## Begin Task inputs

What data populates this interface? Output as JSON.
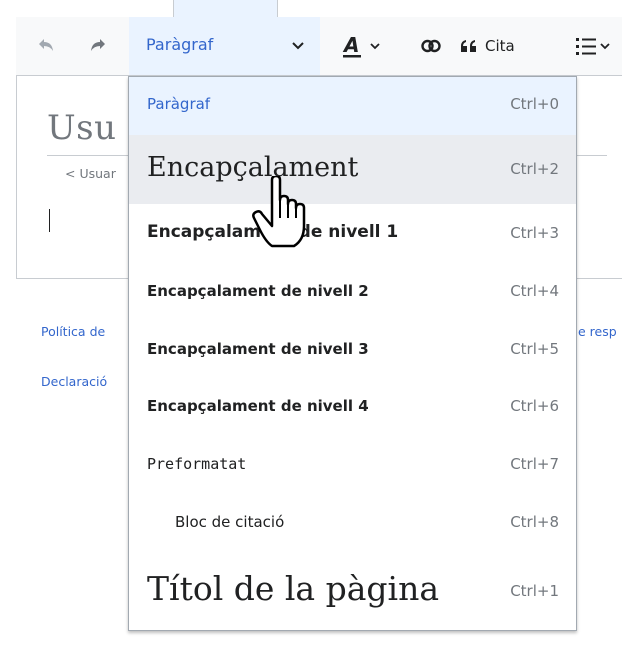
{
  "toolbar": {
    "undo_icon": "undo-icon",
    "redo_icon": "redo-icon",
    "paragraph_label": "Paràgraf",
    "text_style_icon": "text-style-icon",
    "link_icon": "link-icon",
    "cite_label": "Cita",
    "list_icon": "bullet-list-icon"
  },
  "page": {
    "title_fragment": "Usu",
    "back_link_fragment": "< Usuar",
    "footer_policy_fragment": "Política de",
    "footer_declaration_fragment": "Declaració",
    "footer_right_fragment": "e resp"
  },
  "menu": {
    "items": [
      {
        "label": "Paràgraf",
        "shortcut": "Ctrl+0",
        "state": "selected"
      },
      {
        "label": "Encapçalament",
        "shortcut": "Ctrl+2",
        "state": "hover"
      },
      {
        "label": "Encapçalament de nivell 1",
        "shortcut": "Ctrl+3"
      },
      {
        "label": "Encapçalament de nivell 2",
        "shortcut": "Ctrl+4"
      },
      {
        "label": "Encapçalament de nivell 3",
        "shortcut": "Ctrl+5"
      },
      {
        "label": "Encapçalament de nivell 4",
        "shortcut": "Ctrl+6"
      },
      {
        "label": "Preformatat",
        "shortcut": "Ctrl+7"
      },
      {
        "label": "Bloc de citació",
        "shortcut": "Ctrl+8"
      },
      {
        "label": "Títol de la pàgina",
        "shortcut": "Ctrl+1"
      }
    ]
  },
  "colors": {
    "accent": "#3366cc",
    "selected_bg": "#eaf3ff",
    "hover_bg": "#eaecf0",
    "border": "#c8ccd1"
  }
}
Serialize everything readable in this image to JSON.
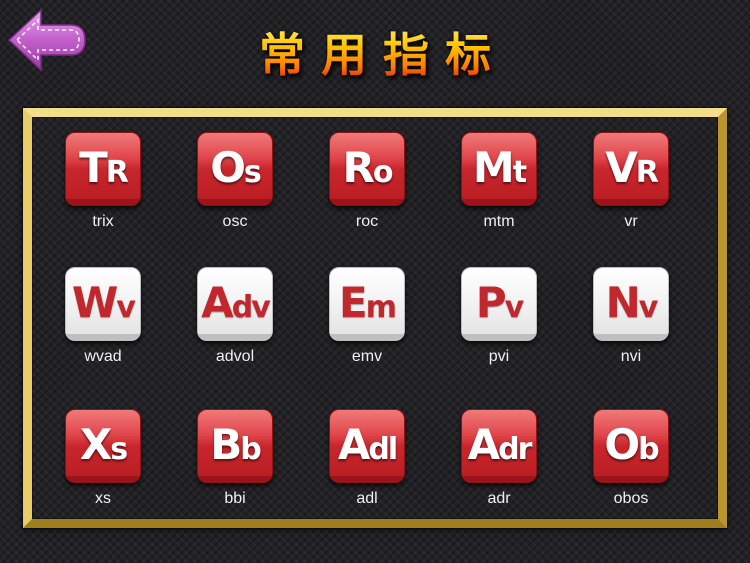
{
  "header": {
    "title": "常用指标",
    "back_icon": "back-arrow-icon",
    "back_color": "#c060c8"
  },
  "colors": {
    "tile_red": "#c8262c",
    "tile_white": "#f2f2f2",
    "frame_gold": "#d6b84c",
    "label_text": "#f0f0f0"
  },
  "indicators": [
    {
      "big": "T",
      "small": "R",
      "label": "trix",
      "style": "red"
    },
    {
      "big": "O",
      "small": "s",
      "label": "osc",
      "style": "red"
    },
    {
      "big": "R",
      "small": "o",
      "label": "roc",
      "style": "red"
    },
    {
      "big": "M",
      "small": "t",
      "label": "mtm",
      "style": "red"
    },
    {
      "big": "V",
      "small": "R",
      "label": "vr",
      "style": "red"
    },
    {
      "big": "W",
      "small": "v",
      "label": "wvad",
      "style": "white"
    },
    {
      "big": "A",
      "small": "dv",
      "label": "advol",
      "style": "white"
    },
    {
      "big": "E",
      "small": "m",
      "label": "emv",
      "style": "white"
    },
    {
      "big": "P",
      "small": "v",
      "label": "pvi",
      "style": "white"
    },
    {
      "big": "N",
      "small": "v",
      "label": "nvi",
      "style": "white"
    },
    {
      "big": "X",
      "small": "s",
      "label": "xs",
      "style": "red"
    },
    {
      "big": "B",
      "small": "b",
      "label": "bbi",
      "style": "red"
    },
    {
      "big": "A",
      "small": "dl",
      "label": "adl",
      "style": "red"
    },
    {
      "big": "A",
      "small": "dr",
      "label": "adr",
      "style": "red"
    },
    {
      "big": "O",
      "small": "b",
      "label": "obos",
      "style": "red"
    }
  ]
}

## End Task inputs

### Short exercise
In the data above, how many lines contain the string "Paràgraf"? Answer with the number only.

### Solved problem
2